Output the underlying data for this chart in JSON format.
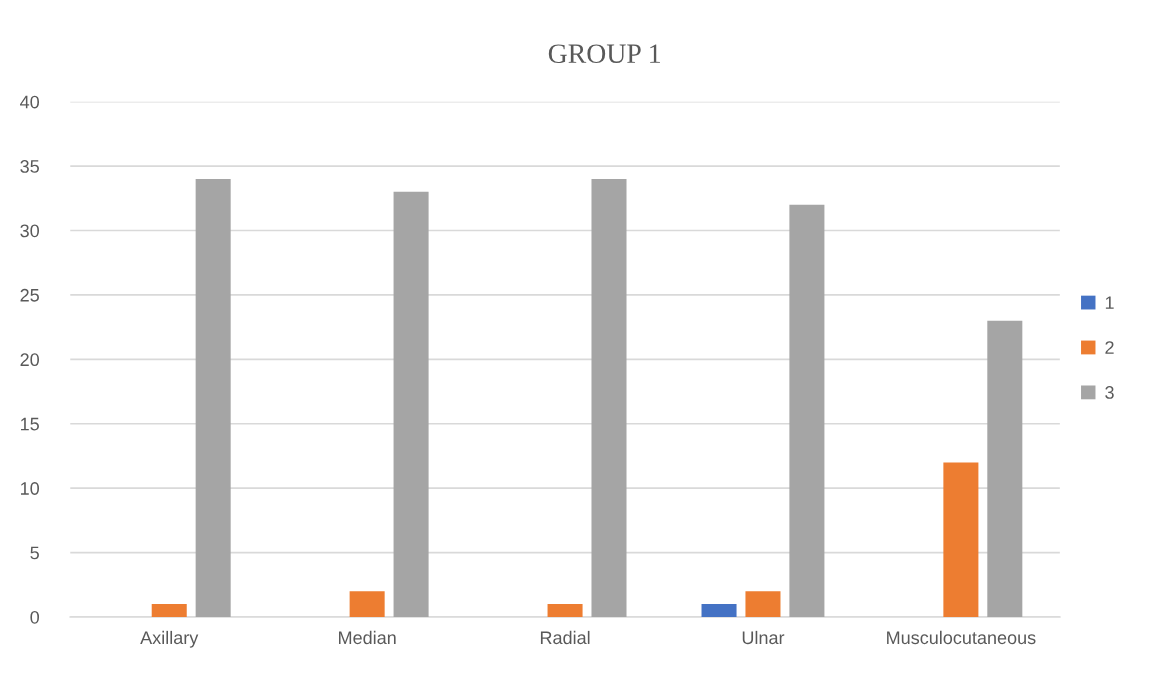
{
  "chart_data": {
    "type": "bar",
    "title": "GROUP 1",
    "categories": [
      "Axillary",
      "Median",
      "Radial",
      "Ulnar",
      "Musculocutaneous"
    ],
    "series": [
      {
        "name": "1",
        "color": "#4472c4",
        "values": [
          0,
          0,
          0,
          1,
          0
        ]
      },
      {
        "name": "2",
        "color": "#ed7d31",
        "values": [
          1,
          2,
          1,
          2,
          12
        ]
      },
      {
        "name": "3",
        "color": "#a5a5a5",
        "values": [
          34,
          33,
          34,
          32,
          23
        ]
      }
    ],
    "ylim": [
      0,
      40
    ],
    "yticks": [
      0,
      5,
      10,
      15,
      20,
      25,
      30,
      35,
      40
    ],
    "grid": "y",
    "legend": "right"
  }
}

WHAT THE TASK ASKS: Exclude all images and restate the records above word for word.

ANSWER:
Output the underlying data for this chart in JSON format.
{
  "chart_data": {
    "type": "bar",
    "title": "GROUP 1",
    "categories": [
      "Axillary",
      "Median",
      "Radial",
      "Ulnar",
      "Musculocutaneous"
    ],
    "series": [
      {
        "name": "1",
        "color": "#4472c4",
        "values": [
          0,
          0,
          0,
          1,
          0
        ]
      },
      {
        "name": "2",
        "color": "#ed7d31",
        "values": [
          1,
          2,
          1,
          2,
          12
        ]
      },
      {
        "name": "3",
        "color": "#a5a5a5",
        "values": [
          34,
          33,
          34,
          32,
          23
        ]
      }
    ],
    "ylim": [
      0,
      40
    ],
    "yticks": [
      0,
      5,
      10,
      15,
      20,
      25,
      30,
      35,
      40
    ],
    "grid": "y",
    "legend": "right"
  }
}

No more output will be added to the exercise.